[Stored data entries]
====

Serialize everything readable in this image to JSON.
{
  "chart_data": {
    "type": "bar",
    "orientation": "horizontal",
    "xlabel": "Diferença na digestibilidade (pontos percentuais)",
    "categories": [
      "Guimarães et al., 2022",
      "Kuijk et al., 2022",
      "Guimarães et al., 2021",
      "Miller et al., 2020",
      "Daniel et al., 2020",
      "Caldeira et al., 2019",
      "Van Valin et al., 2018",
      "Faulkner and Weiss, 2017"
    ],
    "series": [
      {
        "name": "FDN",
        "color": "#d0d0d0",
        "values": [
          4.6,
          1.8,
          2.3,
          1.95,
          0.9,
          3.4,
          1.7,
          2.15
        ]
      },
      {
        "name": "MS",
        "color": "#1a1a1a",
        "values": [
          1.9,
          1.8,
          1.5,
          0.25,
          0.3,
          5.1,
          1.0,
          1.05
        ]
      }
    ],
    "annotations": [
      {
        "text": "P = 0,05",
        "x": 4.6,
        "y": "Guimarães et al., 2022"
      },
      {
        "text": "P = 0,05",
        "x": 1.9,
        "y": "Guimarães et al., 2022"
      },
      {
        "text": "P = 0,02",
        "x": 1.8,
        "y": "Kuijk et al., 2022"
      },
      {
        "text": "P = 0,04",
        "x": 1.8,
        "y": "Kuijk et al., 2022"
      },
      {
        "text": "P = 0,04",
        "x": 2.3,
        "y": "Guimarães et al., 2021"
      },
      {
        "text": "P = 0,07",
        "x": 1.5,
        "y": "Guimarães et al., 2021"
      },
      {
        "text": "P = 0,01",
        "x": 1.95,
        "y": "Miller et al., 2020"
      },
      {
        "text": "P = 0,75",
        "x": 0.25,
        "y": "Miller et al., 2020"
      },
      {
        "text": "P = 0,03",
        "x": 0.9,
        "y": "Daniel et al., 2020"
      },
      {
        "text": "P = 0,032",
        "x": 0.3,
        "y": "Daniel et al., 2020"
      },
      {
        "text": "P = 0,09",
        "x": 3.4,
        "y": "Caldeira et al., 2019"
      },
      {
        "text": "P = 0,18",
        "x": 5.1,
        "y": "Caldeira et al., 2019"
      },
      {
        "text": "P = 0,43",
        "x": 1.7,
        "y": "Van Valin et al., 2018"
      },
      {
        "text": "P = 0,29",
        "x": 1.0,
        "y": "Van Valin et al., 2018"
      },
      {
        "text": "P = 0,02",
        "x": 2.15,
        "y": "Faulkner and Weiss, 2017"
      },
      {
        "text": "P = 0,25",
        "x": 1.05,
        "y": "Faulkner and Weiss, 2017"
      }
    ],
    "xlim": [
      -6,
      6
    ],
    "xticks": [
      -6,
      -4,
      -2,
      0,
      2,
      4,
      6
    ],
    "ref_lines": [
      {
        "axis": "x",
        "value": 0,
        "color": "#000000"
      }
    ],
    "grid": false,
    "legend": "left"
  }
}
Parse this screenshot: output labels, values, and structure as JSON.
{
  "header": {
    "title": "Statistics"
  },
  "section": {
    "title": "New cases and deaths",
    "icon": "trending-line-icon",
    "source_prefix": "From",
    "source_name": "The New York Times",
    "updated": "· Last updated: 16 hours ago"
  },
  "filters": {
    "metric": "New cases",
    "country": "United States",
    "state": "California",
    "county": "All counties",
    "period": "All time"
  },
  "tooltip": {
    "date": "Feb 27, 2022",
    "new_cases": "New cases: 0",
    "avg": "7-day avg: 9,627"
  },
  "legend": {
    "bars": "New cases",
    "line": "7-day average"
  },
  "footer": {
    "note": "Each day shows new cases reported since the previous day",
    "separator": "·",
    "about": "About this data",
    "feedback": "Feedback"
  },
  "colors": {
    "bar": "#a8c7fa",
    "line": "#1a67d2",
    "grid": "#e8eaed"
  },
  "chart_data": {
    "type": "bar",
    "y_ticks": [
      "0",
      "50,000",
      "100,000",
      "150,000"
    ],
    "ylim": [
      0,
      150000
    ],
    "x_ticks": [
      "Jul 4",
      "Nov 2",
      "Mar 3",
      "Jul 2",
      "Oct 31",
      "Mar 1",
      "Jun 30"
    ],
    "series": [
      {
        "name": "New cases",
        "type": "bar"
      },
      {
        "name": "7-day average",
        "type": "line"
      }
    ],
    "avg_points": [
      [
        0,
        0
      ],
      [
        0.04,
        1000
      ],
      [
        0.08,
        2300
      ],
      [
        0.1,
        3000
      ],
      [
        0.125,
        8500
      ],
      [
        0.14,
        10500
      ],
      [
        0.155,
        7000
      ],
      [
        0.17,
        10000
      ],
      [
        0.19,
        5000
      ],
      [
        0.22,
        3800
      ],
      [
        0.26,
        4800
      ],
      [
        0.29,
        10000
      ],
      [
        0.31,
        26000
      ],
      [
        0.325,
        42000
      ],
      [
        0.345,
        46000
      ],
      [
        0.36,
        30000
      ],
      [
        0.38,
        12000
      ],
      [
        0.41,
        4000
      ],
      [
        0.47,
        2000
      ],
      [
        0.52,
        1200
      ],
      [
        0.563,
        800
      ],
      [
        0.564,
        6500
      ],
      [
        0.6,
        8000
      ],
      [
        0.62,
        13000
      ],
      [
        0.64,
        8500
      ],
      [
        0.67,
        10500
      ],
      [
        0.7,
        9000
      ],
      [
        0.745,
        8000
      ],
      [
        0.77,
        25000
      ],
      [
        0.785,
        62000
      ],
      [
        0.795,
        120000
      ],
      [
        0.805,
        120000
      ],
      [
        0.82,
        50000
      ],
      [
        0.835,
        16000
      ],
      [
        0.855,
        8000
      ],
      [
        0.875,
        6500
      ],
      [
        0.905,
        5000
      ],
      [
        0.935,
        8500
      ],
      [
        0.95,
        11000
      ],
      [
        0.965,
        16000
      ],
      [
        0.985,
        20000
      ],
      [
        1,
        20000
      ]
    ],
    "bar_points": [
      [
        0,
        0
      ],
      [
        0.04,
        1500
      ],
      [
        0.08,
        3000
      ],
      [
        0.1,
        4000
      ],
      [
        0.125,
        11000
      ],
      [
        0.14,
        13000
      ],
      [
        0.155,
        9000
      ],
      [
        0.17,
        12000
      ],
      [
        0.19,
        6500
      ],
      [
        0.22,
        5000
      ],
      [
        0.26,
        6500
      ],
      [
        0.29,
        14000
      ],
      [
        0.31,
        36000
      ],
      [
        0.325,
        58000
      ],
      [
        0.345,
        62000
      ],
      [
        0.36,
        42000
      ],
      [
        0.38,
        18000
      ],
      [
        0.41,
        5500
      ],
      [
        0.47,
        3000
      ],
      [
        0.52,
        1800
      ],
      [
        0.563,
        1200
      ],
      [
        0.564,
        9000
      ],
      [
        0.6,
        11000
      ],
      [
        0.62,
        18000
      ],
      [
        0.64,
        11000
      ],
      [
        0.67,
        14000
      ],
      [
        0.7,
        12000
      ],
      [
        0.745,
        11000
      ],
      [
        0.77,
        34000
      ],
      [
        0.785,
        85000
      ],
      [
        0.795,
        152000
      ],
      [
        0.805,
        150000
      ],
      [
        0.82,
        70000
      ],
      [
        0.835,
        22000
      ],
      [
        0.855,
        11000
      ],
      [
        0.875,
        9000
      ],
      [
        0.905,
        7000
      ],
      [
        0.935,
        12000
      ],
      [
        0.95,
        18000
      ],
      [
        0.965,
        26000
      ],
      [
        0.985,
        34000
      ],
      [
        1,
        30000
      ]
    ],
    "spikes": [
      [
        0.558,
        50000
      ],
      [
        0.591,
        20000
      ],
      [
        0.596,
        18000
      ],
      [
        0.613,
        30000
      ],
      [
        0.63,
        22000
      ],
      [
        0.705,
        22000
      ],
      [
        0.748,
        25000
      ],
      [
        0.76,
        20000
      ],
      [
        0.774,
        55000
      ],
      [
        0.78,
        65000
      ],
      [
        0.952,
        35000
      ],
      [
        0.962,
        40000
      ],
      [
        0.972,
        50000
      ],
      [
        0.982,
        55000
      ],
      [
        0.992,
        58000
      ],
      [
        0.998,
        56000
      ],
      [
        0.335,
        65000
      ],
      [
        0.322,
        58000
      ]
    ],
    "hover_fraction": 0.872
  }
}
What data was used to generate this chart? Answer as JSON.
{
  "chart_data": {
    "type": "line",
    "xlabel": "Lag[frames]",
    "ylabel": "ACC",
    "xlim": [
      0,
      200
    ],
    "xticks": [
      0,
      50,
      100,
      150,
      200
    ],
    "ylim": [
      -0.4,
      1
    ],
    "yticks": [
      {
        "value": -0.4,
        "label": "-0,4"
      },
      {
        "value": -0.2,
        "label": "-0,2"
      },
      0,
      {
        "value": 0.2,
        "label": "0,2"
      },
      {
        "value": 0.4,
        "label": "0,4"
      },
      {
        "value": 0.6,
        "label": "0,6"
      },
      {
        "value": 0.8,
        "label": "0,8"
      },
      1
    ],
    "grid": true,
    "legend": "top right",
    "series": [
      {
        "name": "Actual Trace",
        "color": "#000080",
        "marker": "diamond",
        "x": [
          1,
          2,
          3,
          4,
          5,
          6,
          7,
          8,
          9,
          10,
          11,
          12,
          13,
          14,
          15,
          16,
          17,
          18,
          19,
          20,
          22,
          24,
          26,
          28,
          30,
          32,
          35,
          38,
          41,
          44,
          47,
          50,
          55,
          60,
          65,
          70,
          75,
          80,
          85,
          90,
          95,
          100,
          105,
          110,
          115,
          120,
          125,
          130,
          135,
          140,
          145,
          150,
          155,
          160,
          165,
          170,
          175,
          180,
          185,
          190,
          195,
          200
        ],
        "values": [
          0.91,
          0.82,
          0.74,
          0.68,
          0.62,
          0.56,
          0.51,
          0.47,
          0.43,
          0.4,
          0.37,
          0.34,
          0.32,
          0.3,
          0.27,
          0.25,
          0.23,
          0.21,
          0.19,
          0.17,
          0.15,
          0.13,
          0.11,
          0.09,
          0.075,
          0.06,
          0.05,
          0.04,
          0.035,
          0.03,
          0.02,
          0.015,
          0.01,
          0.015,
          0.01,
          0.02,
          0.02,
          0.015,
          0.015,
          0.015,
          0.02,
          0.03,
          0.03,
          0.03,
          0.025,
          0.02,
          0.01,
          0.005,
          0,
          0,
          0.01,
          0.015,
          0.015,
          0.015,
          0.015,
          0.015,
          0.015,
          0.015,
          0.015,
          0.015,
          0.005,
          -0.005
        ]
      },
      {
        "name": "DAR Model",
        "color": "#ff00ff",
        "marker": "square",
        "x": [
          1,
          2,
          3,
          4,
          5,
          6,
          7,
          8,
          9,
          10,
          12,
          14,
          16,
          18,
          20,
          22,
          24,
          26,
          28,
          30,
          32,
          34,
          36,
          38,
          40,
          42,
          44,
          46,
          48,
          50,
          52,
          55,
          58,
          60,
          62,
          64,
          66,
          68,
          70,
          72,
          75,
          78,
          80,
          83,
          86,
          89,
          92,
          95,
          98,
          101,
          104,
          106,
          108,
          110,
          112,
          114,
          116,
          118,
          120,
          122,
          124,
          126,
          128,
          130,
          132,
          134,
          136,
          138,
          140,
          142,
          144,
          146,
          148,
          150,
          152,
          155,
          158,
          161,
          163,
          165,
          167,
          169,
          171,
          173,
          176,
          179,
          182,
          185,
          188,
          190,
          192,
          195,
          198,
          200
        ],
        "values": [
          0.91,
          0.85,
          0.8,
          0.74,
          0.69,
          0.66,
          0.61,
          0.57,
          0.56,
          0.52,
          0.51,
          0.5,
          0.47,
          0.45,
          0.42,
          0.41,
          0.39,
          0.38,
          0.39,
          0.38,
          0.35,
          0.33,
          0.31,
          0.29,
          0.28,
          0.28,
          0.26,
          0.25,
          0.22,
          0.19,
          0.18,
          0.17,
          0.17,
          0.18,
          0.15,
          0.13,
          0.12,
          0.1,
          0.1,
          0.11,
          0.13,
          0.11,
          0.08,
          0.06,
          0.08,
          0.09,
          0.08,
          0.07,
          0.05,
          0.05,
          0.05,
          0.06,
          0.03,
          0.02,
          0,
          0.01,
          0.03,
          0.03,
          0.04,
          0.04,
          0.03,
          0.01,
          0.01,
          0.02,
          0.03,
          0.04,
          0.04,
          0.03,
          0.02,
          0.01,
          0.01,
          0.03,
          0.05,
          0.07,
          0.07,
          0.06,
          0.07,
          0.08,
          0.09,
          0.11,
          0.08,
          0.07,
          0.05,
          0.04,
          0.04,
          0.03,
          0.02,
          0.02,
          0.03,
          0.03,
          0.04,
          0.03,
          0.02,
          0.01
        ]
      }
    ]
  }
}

====

### AIM OF THE TASK
List all lines where "title" occurs.

### EXERCISE ANSWER
    "title": "Statistics"
    "title": "New cases and deaths",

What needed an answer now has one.